▸ WHAT THE EXERCISE ASKS
Copy every record below, exactly as written.
:: DATASET RECORDS
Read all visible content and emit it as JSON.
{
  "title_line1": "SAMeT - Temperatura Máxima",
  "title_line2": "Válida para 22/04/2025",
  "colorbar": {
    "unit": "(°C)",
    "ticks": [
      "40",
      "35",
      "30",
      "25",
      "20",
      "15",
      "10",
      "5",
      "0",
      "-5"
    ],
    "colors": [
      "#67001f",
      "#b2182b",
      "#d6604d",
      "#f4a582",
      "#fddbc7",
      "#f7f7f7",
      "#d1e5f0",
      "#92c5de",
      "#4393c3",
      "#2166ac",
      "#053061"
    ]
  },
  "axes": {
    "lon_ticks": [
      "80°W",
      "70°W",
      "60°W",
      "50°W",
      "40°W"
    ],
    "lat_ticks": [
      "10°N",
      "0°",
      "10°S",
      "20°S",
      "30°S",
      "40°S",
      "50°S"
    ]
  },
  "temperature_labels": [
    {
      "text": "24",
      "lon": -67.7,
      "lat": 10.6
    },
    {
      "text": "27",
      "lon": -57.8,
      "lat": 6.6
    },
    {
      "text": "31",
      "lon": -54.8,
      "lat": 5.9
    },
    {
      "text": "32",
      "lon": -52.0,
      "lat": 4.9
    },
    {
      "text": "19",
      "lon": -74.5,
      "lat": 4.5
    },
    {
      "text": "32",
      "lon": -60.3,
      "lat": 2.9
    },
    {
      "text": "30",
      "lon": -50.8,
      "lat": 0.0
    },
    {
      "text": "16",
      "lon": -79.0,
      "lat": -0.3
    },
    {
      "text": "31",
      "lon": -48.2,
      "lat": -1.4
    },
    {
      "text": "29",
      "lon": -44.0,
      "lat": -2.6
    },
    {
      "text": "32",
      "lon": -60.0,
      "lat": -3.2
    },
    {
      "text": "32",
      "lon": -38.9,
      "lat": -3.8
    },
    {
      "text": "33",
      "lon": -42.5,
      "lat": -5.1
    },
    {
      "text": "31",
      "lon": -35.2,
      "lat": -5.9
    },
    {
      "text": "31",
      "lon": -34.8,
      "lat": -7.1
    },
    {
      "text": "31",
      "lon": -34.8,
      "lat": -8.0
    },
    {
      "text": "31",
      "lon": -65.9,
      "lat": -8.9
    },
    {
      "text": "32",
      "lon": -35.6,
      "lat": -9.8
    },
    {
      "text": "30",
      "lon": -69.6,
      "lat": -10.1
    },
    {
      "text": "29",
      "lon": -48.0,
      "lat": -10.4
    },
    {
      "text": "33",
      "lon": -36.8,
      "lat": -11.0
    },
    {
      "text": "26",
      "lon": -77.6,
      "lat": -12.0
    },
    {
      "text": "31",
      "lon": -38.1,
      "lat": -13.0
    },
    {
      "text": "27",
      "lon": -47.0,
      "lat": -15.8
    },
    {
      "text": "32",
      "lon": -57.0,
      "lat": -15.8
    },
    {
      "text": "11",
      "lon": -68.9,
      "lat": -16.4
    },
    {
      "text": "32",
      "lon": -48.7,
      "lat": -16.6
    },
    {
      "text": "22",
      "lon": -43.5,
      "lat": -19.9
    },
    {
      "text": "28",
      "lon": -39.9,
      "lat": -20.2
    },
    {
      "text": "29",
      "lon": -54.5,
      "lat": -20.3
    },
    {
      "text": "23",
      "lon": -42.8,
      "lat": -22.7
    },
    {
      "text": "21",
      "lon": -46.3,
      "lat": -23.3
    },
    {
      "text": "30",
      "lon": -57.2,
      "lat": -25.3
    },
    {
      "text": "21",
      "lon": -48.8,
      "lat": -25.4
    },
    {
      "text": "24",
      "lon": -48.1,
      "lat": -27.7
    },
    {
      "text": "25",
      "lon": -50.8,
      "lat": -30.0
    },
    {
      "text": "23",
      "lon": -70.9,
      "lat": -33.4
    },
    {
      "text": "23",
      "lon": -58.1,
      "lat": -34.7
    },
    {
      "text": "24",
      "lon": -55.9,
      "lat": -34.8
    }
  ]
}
::::
▸ SOLUTION FOR THIS PROBLEM
Read all visible content and emit it as JSON.
{
  "title_line1": "SAMeT - Temperatura Máxima",
  "title_line2": "Válida para 22/04/2025",
  "colorbar": {
    "unit": "(°C)",
    "ticks": [
      "40",
      "35",
      "30",
      "25",
      "20",
      "15",
      "10",
      "5",
      "0",
      "-5"
    ],
    "colors": [
      "#67001f",
      "#b2182b",
      "#d6604d",
      "#f4a582",
      "#fddbc7",
      "#f7f7f7",
      "#d1e5f0",
      "#92c5de",
      "#4393c3",
      "#2166ac",
      "#053061"
    ]
  },
  "axes": {
    "lon_ticks": [
      "80°W",
      "70°W",
      "60°W",
      "50°W",
      "40°W"
    ],
    "lat_ticks": [
      "10°N",
      "0°",
      "10°S",
      "20°S",
      "30°S",
      "40°S",
      "50°S"
    ]
  },
  "temperature_labels": [
    {
      "text": "24",
      "lon": -67.7,
      "lat": 10.6
    },
    {
      "text": "27",
      "lon": -57.8,
      "lat": 6.6
    },
    {
      "text": "31",
      "lon": -54.8,
      "lat": 5.9
    },
    {
      "text": "32",
      "lon": -52.0,
      "lat": 4.9
    },
    {
      "text": "19",
      "lon": -74.5,
      "lat": 4.5
    },
    {
      "text": "32",
      "lon": -60.3,
      "lat": 2.9
    },
    {
      "text": "30",
      "lon": -50.8,
      "lat": 0.0
    },
    {
      "text": "16",
      "lon": -79.0,
      "lat": -0.3
    },
    {
      "text": "31",
      "lon": -48.2,
      "lat": -1.4
    },
    {
      "text": "29",
      "lon": -44.0,
      "lat": -2.6
    },
    {
      "text": "32",
      "lon": -60.0,
      "lat": -3.2
    },
    {
      "text": "32",
      "lon": -38.9,
      "lat": -3.8
    },
    {
      "text": "33",
      "lon": -42.5,
      "lat": -5.1
    },
    {
      "text": "31",
      "lon": -35.2,
      "lat": -5.9
    },
    {
      "text": "31",
      "lon": -34.8,
      "lat": -7.1
    },
    {
      "text": "31",
      "lon": -34.8,
      "lat": -8.0
    },
    {
      "text": "31",
      "lon": -65.9,
      "lat": -8.9
    },
    {
      "text": "32",
      "lon": -35.6,
      "lat": -9.8
    },
    {
      "text": "30",
      "lon": -69.6,
      "lat": -10.1
    },
    {
      "text": "29",
      "lon": -48.0,
      "lat": -10.4
    },
    {
      "text": "33",
      "lon": -36.8,
      "lat": -11.0
    },
    {
      "text": "26",
      "lon": -77.6,
      "lat": -12.0
    },
    {
      "text": "31",
      "lon": -38.1,
      "lat": -13.0
    },
    {
      "text": "27",
      "lon": -47.0,
      "lat": -15.8
    },
    {
      "text": "32",
      "lon": -57.0,
      "lat": -15.8
    },
    {
      "text": "11",
      "lon": -68.9,
      "lat": -16.4
    },
    {
      "text": "32",
      "lon": -48.7,
      "lat": -16.6
    },
    {
      "text": "22",
      "lon": -43.5,
      "lat": -19.9
    },
    {
      "text": "28",
      "lon": -39.9,
      "lat": -20.2
    },
    {
      "text": "29",
      "lon": -54.5,
      "lat": -20.3
    },
    {
      "text": "23",
      "lon": -42.8,
      "lat": -22.7
    },
    {
      "text": "21",
      "lon": -46.3,
      "lat": -23.3
    },
    {
      "text": "30",
      "lon": -57.2,
      "lat": -25.3
    },
    {
      "text": "21",
      "lon": -48.8,
      "lat": -25.4
    },
    {
      "text": "24",
      "lon": -48.1,
      "lat": -27.7
    },
    {
      "text": "25",
      "lon": -50.8,
      "lat": -30.0
    },
    {
      "text": "23",
      "lon": -70.9,
      "lat": -33.4
    },
    {
      "text": "23",
      "lon": -58.1,
      "lat": -34.7
    },
    {
      "text": "24",
      "lon": -55.9,
      "lat": -34.8
    }
  ]
}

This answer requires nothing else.